Can you transcribe every entry word for word, skipping the images?

● **WORKING DATA**
■ ■ ■ ■
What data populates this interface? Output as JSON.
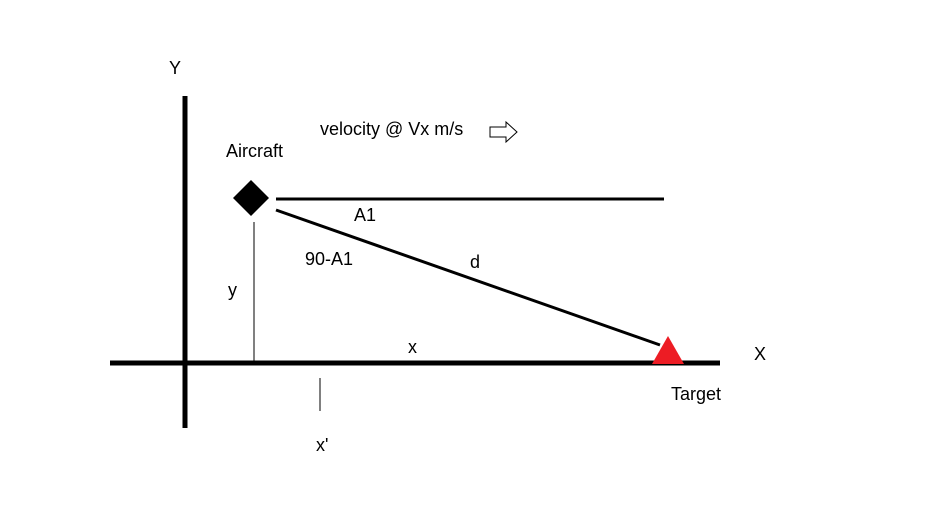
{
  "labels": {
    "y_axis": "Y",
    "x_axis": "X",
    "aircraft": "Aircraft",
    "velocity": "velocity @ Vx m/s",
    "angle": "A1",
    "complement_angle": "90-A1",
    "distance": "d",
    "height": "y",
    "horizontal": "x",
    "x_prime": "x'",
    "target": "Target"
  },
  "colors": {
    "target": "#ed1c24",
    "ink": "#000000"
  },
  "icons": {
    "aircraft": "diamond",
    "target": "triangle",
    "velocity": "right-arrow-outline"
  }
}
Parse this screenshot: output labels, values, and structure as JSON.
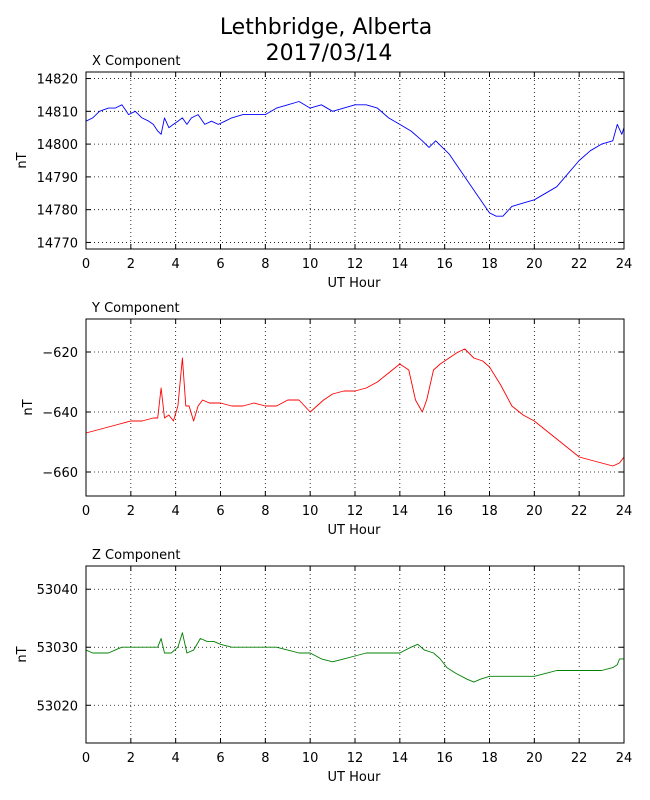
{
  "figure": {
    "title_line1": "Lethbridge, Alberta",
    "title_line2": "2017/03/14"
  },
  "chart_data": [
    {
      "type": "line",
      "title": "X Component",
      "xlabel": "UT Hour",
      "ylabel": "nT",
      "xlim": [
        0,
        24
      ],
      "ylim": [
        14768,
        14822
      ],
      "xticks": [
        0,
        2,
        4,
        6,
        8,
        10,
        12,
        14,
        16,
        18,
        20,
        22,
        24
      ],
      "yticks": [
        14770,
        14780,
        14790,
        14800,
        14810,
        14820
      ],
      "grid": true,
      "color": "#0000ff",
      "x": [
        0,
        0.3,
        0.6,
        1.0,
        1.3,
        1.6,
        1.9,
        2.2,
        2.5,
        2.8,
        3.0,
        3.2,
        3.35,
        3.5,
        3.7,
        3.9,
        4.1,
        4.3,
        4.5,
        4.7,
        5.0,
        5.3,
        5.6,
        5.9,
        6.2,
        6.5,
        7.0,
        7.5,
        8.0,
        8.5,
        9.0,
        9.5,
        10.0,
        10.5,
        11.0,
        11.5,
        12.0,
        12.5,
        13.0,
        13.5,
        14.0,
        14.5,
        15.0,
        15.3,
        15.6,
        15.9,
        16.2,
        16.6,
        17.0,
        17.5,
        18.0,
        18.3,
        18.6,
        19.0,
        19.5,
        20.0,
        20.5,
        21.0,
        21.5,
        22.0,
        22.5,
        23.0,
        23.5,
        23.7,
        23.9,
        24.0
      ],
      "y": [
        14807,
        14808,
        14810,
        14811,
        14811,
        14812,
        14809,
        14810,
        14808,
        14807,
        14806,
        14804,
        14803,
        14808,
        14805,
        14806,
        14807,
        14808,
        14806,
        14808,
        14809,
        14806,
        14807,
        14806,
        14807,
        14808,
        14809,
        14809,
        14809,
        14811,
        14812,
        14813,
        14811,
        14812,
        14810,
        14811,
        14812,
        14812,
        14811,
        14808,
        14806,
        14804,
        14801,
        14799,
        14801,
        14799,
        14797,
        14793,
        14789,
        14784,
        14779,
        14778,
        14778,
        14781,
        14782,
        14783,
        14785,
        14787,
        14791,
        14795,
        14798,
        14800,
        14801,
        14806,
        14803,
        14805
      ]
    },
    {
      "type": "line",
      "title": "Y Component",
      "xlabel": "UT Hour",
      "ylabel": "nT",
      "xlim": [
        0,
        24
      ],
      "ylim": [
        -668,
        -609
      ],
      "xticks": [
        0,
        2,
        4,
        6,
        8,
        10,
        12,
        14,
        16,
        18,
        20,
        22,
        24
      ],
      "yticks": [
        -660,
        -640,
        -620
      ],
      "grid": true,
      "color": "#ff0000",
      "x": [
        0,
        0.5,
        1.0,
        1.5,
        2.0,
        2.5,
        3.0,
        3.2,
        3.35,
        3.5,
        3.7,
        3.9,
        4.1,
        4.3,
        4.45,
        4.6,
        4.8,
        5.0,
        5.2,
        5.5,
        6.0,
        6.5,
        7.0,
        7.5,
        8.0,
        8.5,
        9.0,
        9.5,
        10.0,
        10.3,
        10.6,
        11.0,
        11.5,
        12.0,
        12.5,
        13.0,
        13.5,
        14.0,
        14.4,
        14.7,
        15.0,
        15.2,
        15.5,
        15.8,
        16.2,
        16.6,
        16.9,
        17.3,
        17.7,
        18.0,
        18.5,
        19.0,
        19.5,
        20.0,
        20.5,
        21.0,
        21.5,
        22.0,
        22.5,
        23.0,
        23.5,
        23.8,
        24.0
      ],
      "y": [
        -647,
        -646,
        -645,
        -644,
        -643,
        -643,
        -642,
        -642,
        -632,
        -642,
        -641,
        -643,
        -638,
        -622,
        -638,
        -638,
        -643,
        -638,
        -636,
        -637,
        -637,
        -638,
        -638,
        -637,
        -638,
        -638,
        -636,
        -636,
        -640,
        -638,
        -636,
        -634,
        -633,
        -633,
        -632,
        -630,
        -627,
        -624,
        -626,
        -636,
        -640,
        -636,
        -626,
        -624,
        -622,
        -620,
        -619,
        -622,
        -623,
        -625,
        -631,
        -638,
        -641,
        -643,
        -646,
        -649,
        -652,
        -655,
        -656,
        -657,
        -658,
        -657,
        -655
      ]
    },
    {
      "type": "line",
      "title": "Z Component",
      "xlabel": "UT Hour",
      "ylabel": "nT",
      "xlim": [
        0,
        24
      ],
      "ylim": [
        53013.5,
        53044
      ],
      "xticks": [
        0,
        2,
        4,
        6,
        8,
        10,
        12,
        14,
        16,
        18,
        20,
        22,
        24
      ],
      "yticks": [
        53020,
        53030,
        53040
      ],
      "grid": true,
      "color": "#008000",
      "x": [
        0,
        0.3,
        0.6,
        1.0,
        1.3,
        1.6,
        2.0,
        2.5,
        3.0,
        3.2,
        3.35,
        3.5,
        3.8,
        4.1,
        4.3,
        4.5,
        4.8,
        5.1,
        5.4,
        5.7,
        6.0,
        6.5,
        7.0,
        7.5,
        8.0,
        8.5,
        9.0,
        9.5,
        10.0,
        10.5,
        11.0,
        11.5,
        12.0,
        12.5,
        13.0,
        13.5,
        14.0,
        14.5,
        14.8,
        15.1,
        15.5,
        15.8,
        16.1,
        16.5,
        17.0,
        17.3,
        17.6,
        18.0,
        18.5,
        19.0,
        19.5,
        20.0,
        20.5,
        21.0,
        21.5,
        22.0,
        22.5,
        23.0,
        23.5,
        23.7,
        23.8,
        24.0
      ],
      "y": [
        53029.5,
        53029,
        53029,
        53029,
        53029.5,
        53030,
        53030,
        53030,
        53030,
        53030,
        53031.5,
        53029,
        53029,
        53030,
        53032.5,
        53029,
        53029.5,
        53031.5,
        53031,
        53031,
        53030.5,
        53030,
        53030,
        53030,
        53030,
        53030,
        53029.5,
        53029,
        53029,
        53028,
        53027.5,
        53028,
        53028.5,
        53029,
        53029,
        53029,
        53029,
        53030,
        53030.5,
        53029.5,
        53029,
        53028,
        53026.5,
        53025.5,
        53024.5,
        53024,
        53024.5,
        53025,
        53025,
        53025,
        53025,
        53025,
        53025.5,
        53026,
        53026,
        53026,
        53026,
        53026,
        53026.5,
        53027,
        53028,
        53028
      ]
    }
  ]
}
■ ■ ■ ■
● **ANSWER TO THE EXERCISE**
What data populates this interface? Output as JSON.
{
  "labels": {
    "y_axis": "Y",
    "x_axis": "X",
    "aircraft": "Aircraft",
    "velocity": "velocity @ Vx m/s",
    "angle": "A1",
    "complement_angle": "90-A1",
    "distance": "d",
    "height": "y",
    "horizontal": "x",
    "x_prime": "x'",
    "target": "Target"
  },
  "colors": {
    "target": "#ed1c24",
    "ink": "#000000"
  },
  "icons": {
    "aircraft": "diamond",
    "target": "triangle",
    "velocity": "right-arrow-outline"
  }
}
Parse this screenshot: output labels, values, and structure as JSON.
{
  "figure": {
    "title_line1": "Lethbridge, Alberta",
    "title_line2": "2017/03/14"
  },
  "chart_data": [
    {
      "type": "line",
      "title": "X Component",
      "xlabel": "UT Hour",
      "ylabel": "nT",
      "xlim": [
        0,
        24
      ],
      "ylim": [
        14768,
        14822
      ],
      "xticks": [
        0,
        2,
        4,
        6,
        8,
        10,
        12,
        14,
        16,
        18,
        20,
        22,
        24
      ],
      "yticks": [
        14770,
        14780,
        14790,
        14800,
        14810,
        14820
      ],
      "grid": true,
      "color": "#0000ff",
      "x": [
        0,
        0.3,
        0.6,
        1.0,
        1.3,
        1.6,
        1.9,
        2.2,
        2.5,
        2.8,
        3.0,
        3.2,
        3.35,
        3.5,
        3.7,
        3.9,
        4.1,
        4.3,
        4.5,
        4.7,
        5.0,
        5.3,
        5.6,
        5.9,
        6.2,
        6.5,
        7.0,
        7.5,
        8.0,
        8.5,
        9.0,
        9.5,
        10.0,
        10.5,
        11.0,
        11.5,
        12.0,
        12.5,
        13.0,
        13.5,
        14.0,
        14.5,
        15.0,
        15.3,
        15.6,
        15.9,
        16.2,
        16.6,
        17.0,
        17.5,
        18.0,
        18.3,
        18.6,
        19.0,
        19.5,
        20.0,
        20.5,
        21.0,
        21.5,
        22.0,
        22.5,
        23.0,
        23.5,
        23.7,
        23.9,
        24.0
      ],
      "y": [
        14807,
        14808,
        14810,
        14811,
        14811,
        14812,
        14809,
        14810,
        14808,
        14807,
        14806,
        14804,
        14803,
        14808,
        14805,
        14806,
        14807,
        14808,
        14806,
        14808,
        14809,
        14806,
        14807,
        14806,
        14807,
        14808,
        14809,
        14809,
        14809,
        14811,
        14812,
        14813,
        14811,
        14812,
        14810,
        14811,
        14812,
        14812,
        14811,
        14808,
        14806,
        14804,
        14801,
        14799,
        14801,
        14799,
        14797,
        14793,
        14789,
        14784,
        14779,
        14778,
        14778,
        14781,
        14782,
        14783,
        14785,
        14787,
        14791,
        14795,
        14798,
        14800,
        14801,
        14806,
        14803,
        14805
      ]
    },
    {
      "type": "line",
      "title": "Y Component",
      "xlabel": "UT Hour",
      "ylabel": "nT",
      "xlim": [
        0,
        24
      ],
      "ylim": [
        -668,
        -609
      ],
      "xticks": [
        0,
        2,
        4,
        6,
        8,
        10,
        12,
        14,
        16,
        18,
        20,
        22,
        24
      ],
      "yticks": [
        -660,
        -640,
        -620
      ],
      "grid": true,
      "color": "#ff0000",
      "x": [
        0,
        0.5,
        1.0,
        1.5,
        2.0,
        2.5,
        3.0,
        3.2,
        3.35,
        3.5,
        3.7,
        3.9,
        4.1,
        4.3,
        4.45,
        4.6,
        4.8,
        5.0,
        5.2,
        5.5,
        6.0,
        6.5,
        7.0,
        7.5,
        8.0,
        8.5,
        9.0,
        9.5,
        10.0,
        10.3,
        10.6,
        11.0,
        11.5,
        12.0,
        12.5,
        13.0,
        13.5,
        14.0,
        14.4,
        14.7,
        15.0,
        15.2,
        15.5,
        15.8,
        16.2,
        16.6,
        16.9,
        17.3,
        17.7,
        18.0,
        18.5,
        19.0,
        19.5,
        20.0,
        20.5,
        21.0,
        21.5,
        22.0,
        22.5,
        23.0,
        23.5,
        23.8,
        24.0
      ],
      "y": [
        -647,
        -646,
        -645,
        -644,
        -643,
        -643,
        -642,
        -642,
        -632,
        -642,
        -641,
        -643,
        -638,
        -622,
        -638,
        -638,
        -643,
        -638,
        -636,
        -637,
        -637,
        -638,
        -638,
        -637,
        -638,
        -638,
        -636,
        -636,
        -640,
        -638,
        -636,
        -634,
        -633,
        -633,
        -632,
        -630,
        -627,
        -624,
        -626,
        -636,
        -640,
        -636,
        -626,
        -624,
        -622,
        -620,
        -619,
        -622,
        -623,
        -625,
        -631,
        -638,
        -641,
        -643,
        -646,
        -649,
        -652,
        -655,
        -656,
        -657,
        -658,
        -657,
        -655
      ]
    },
    {
      "type": "line",
      "title": "Z Component",
      "xlabel": "UT Hour",
      "ylabel": "nT",
      "xlim": [
        0,
        24
      ],
      "ylim": [
        53013.5,
        53044
      ],
      "xticks": [
        0,
        2,
        4,
        6,
        8,
        10,
        12,
        14,
        16,
        18,
        20,
        22,
        24
      ],
      "yticks": [
        53020,
        53030,
        53040
      ],
      "grid": true,
      "color": "#008000",
      "x": [
        0,
        0.3,
        0.6,
        1.0,
        1.3,
        1.6,
        2.0,
        2.5,
        3.0,
        3.2,
        3.35,
        3.5,
        3.8,
        4.1,
        4.3,
        4.5,
        4.8,
        5.1,
        5.4,
        5.7,
        6.0,
        6.5,
        7.0,
        7.5,
        8.0,
        8.5,
        9.0,
        9.5,
        10.0,
        10.5,
        11.0,
        11.5,
        12.0,
        12.5,
        13.0,
        13.5,
        14.0,
        14.5,
        14.8,
        15.1,
        15.5,
        15.8,
        16.1,
        16.5,
        17.0,
        17.3,
        17.6,
        18.0,
        18.5,
        19.0,
        19.5,
        20.0,
        20.5,
        21.0,
        21.5,
        22.0,
        22.5,
        23.0,
        23.5,
        23.7,
        23.8,
        24.0
      ],
      "y": [
        53029.5,
        53029,
        53029,
        53029,
        53029.5,
        53030,
        53030,
        53030,
        53030,
        53030,
        53031.5,
        53029,
        53029,
        53030,
        53032.5,
        53029,
        53029.5,
        53031.5,
        53031,
        53031,
        53030.5,
        53030,
        53030,
        53030,
        53030,
        53030,
        53029.5,
        53029,
        53029,
        53028,
        53027.5,
        53028,
        53028.5,
        53029,
        53029,
        53029,
        53029,
        53030,
        53030.5,
        53029.5,
        53029,
        53028,
        53026.5,
        53025.5,
        53024.5,
        53024,
        53024.5,
        53025,
        53025,
        53025,
        53025,
        53025,
        53025.5,
        53026,
        53026,
        53026,
        53026,
        53026,
        53026.5,
        53027,
        53028,
        53028
      ]
    }
  ]
}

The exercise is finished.